▶ [Work to complete]:
Look through the listing below and report how many lines contain "Urinary", as a bare number.

begin Items

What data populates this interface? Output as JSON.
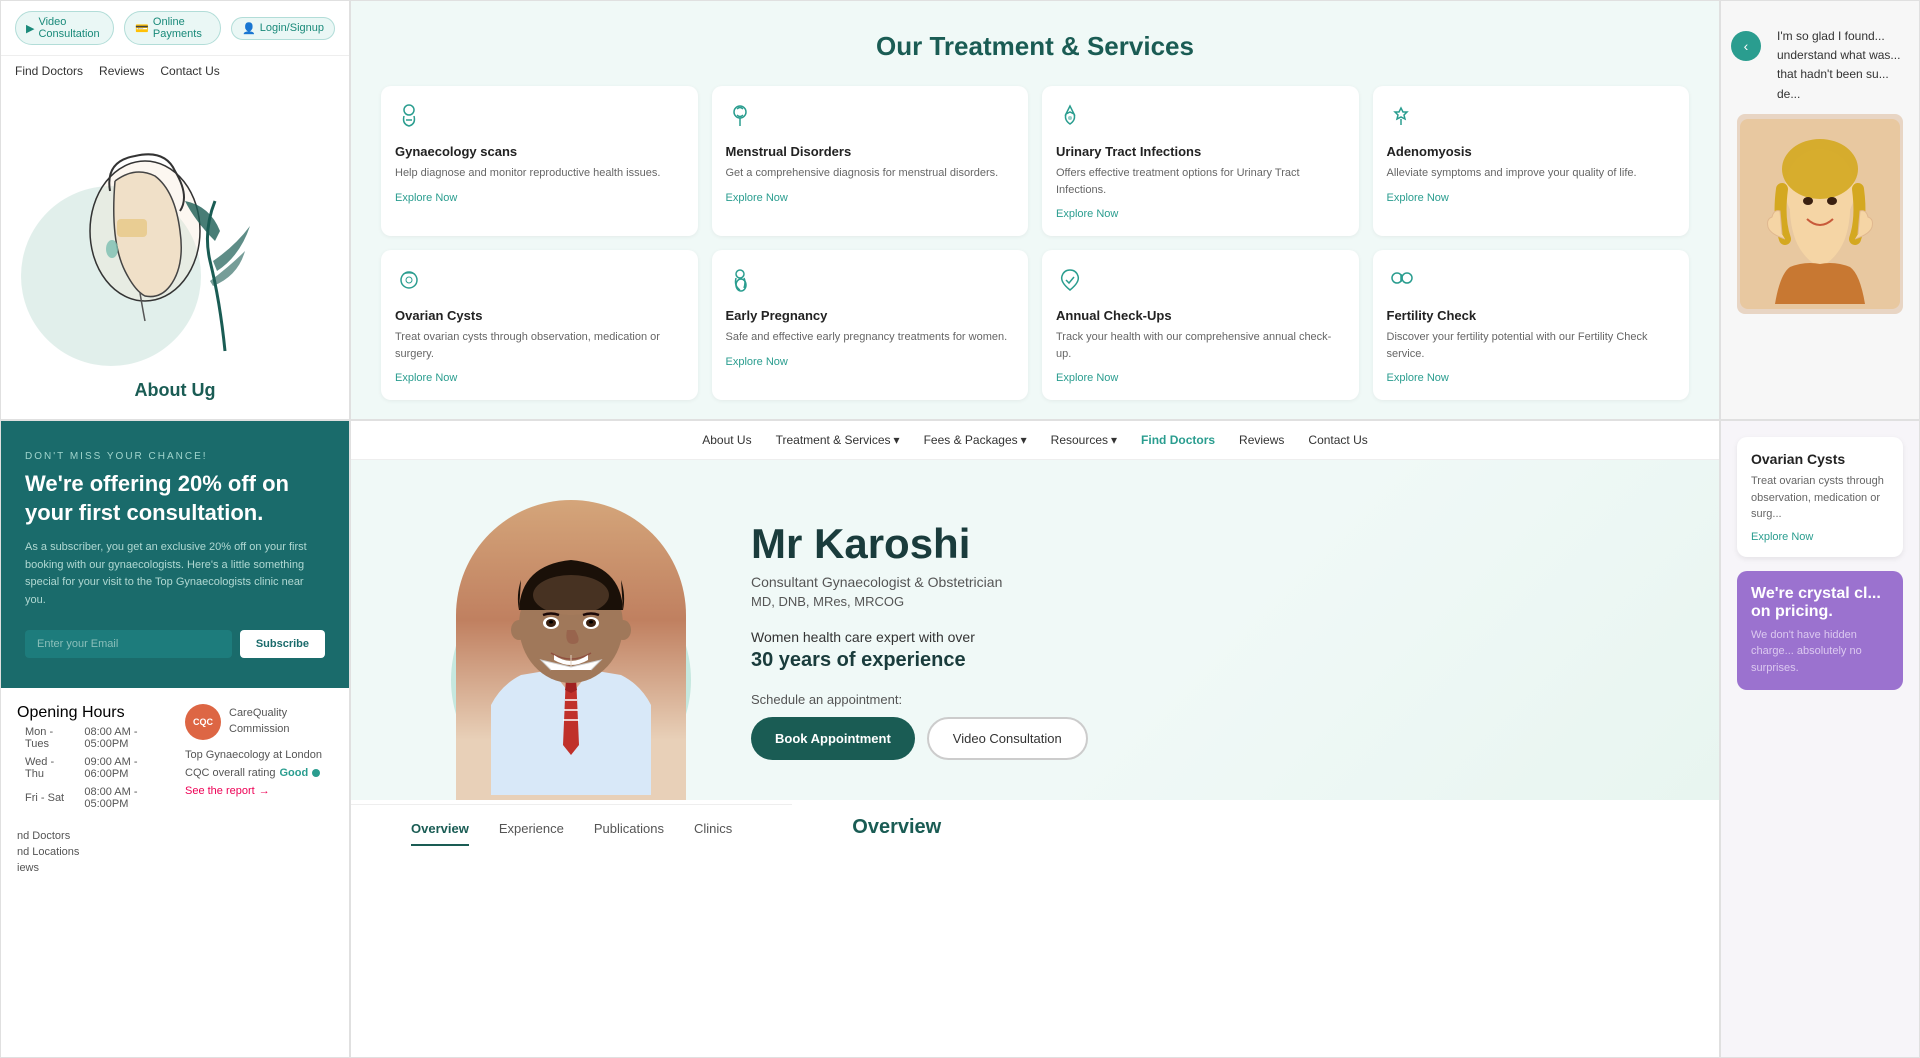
{
  "header": {
    "video_consultation": "Video Consultation",
    "online_payments": "Online Payments",
    "login_signup": "Login/Signup",
    "nav_find_doctors": "Find Doctors",
    "nav_reviews": "Reviews",
    "nav_contact": "Contact Us"
  },
  "services_section": {
    "title": "Our Treatment & Services",
    "services": [
      {
        "id": 1,
        "icon": "⚕",
        "title": "Gynaecology scans",
        "desc": "Help diagnose and monitor reproductive health issues.",
        "explore": "Explore Now"
      },
      {
        "id": 2,
        "icon": "♀",
        "title": "Menstrual Disorders",
        "desc": "Get a comprehensive diagnosis for menstrual disorders.",
        "explore": "Explore Now"
      },
      {
        "id": 3,
        "icon": "🔬",
        "title": "Urinary Tract Infections",
        "desc": "Offers effective treatment options for Urinary Tract Infections.",
        "explore": "Explore Now"
      },
      {
        "id": 4,
        "icon": "🏥",
        "title": "Adenomyosis",
        "desc": "Alleviate symptoms and improve your quality of life.",
        "explore": "Explore Now"
      },
      {
        "id": 5,
        "icon": "⭕",
        "title": "Ovarian Cysts",
        "desc": "Treat ovarian cysts through observation, medication or surgery.",
        "explore": "Explore Now"
      },
      {
        "id": 6,
        "icon": "🌱",
        "title": "Early Pregnancy",
        "desc": "Safe and effective early pregnancy treatments for women.",
        "explore": "Explore Now"
      },
      {
        "id": 7,
        "icon": "📋",
        "title": "Annual Check-Ups",
        "desc": "Track your health with our comprehensive annual check-up.",
        "explore": "Explore Now"
      },
      {
        "id": 8,
        "icon": "🔍",
        "title": "Fertility Check",
        "desc": "Discover your fertility potential with our Fertility Check service.",
        "explore": "Explore Now"
      }
    ]
  },
  "testimonial": {
    "text": "I'm so glad I found... understand what was... that hadn't been su... de..."
  },
  "promo": {
    "small_text": "DON'T MISS YOUR CHANCE!",
    "title": "We're offering 20% off on your first consultation.",
    "desc": "As a subscriber, you get an exclusive 20% off on your first booking with our gynaecologists. Here's a little something special for your visit to the Top Gynaecologists clinic near you.",
    "email_placeholder": "Enter your Email",
    "subscribe_btn": "Subscribe"
  },
  "opening_hours": {
    "title": "Opening Hours",
    "rows": [
      {
        "days": "Mon - Tues",
        "hours": "08:00 AM - 05:00PM"
      },
      {
        "days": "Wed - Thu",
        "hours": "09:00 AM - 06:00PM"
      },
      {
        "days": "Fri - Sat",
        "hours": "08:00 AM - 05:00PM"
      }
    ]
  },
  "cqc": {
    "line1": "Top Gynaecology at London",
    "label": "CQC overall rating",
    "rating": "Good",
    "report": "See the report"
  },
  "footer_nav": {
    "items": [
      "nd Doctors",
      "nd Locations",
      "iews"
    ]
  },
  "doctor_nav": {
    "items": [
      "About Us",
      "Treatment & Services",
      "Fees & Packages",
      "Resources",
      "Find Doctors",
      "Reviews",
      "Contact Us"
    ]
  },
  "doctor": {
    "name": "Mr Karoshi",
    "title": "Consultant Gynaecologist & Obstetrician",
    "credentials": "MD, DNB, MRes, MRCOG",
    "exp_text": "Women health care expert with over",
    "exp_years": "30 years of experience",
    "schedule_label": "Schedule an appointment:",
    "book_btn": "Book Appointment",
    "video_btn": "Video Consultation"
  },
  "overview": {
    "tabs": [
      "Overview",
      "Experience",
      "Publications",
      "Clinics"
    ],
    "active_tab": "Overview",
    "title": "Overview"
  },
  "ovarian_cysts_card": {
    "title": "Ovarian Cysts",
    "desc": "Treat ovarian cysts through observation, medication or surg...",
    "explore": "Explore Now"
  },
  "pricing_card": {
    "title": "We're crystal cl... on pricing.",
    "desc": "We don't have hidden charge... absolutely no surprises."
  },
  "about_ug": "About Ug",
  "find_doctors_bottom": "Find Doctors"
}
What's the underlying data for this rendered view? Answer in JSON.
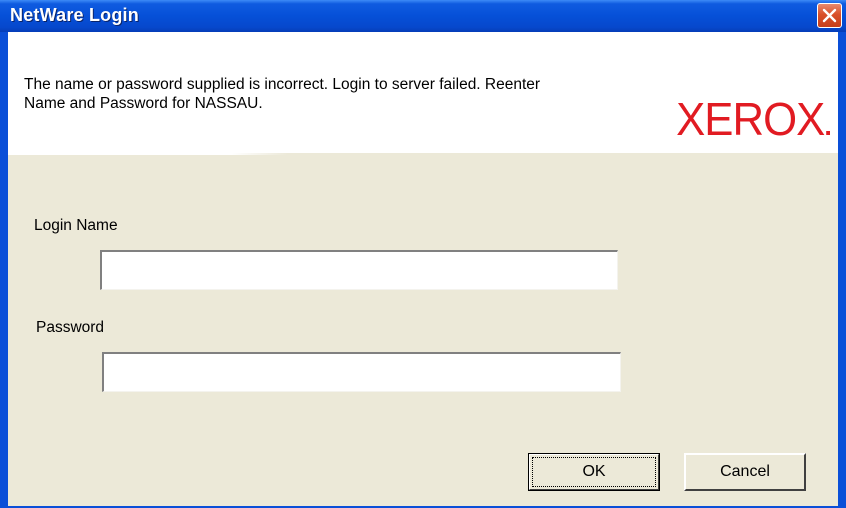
{
  "window": {
    "title": "NetWare Login"
  },
  "header": {
    "message_line1": "The name or password supplied is incorrect. Login to server failed. Reenter",
    "message_line2": "Name and Password for NASSAU.",
    "logo_text": "XEROX",
    "logo_color": "#e11b22"
  },
  "form": {
    "login_name_label": "Login Name",
    "login_name_value": "",
    "password_label": "Password",
    "password_value": ""
  },
  "buttons": {
    "ok_label": "OK",
    "cancel_label": "Cancel"
  },
  "icons": {
    "close": "close-icon"
  },
  "colors": {
    "titlebar": "#0650d8",
    "client_background": "#ece9d8",
    "close_button": "#d9512b"
  }
}
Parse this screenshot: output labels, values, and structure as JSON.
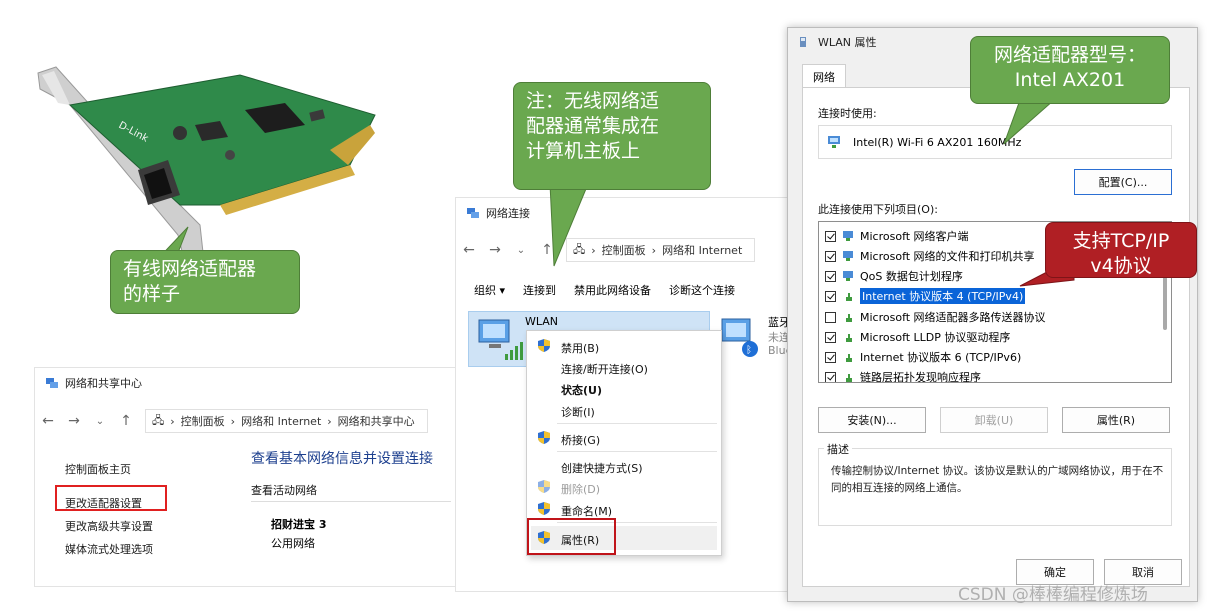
{
  "callouts": {
    "wired": "有线网络适配器\n的样子",
    "wireless": "注：无线网络适\n配器通常集成在\n计算机主板上",
    "model": "网络适配器型号：\nIntel AX201",
    "tcpip": "支持TCP/IP\nv4协议"
  },
  "nic_brand": "D-Link",
  "nsc": {
    "title": "网络和共享中心",
    "breadcrumb": [
      "控制面板",
      "网络和 Internet",
      "网络和共享中心"
    ],
    "heading": "查看基本网络信息并设置连接",
    "active_label": "查看活动网络",
    "sidebar": [
      "控制面板主页",
      "更改适配器设置",
      "更改高级共享设置",
      "媒体流式处理选项"
    ],
    "network_name": "招财进宝 3",
    "network_type": "公用网络"
  },
  "ncw": {
    "title": "网络连接",
    "breadcrumb": [
      "控制面板",
      "网络和 Internet"
    ],
    "commands": [
      "组织 ▾",
      "连接到",
      "禁用此网络设备",
      "诊断这个连接"
    ],
    "wlan_label": "WLAN",
    "bt_label": "蓝牙",
    "bt_line2": "未连",
    "bt_line3": "Blue"
  },
  "context_menu": {
    "items": [
      "禁用(B)",
      "连接/断开连接(O)",
      "状态(U)",
      "诊断(I)",
      "桥接(G)",
      "创建快捷方式(S)",
      "删除(D)",
      "重命名(M)",
      "属性(R)"
    ]
  },
  "dialog": {
    "title": "WLAN 属性",
    "tab": "网络",
    "connect_using_label": "连接时使用:",
    "adapter_name": "Intel(R) Wi-Fi 6 AX201 160MHz",
    "configure_button": "配置(C)...",
    "items_label": "此连接使用下列项目(O):",
    "items": [
      {
        "label": "Microsoft 网络客户端",
        "checked": true
      },
      {
        "label": "Microsoft 网络的文件和打印机共享",
        "checked": true
      },
      {
        "label": "QoS 数据包计划程序",
        "checked": true
      },
      {
        "label": "Internet 协议版本 4 (TCP/IPv4)",
        "checked": true
      },
      {
        "label": "Microsoft 网络适配器多路传送器协议",
        "checked": false
      },
      {
        "label": "Microsoft LLDP 协议驱动程序",
        "checked": true
      },
      {
        "label": "Internet 协议版本 6 (TCP/IPv6)",
        "checked": true
      },
      {
        "label": "链路层拓扑发现响应程序",
        "checked": true
      }
    ],
    "install_button": "安装(N)...",
    "uninstall_button": "卸载(U)",
    "properties_button": "属性(R)",
    "desc_label": "描述",
    "desc_text": "传输控制协议/Internet 协议。该协议是默认的广域网络协议，用于在不同的相互连接的网络上通信。",
    "ok_button": "确定",
    "cancel_button": "取消"
  },
  "watermark": "CSDN @棒棒编程修炼场"
}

end Items

▶ [Worked answer]:
2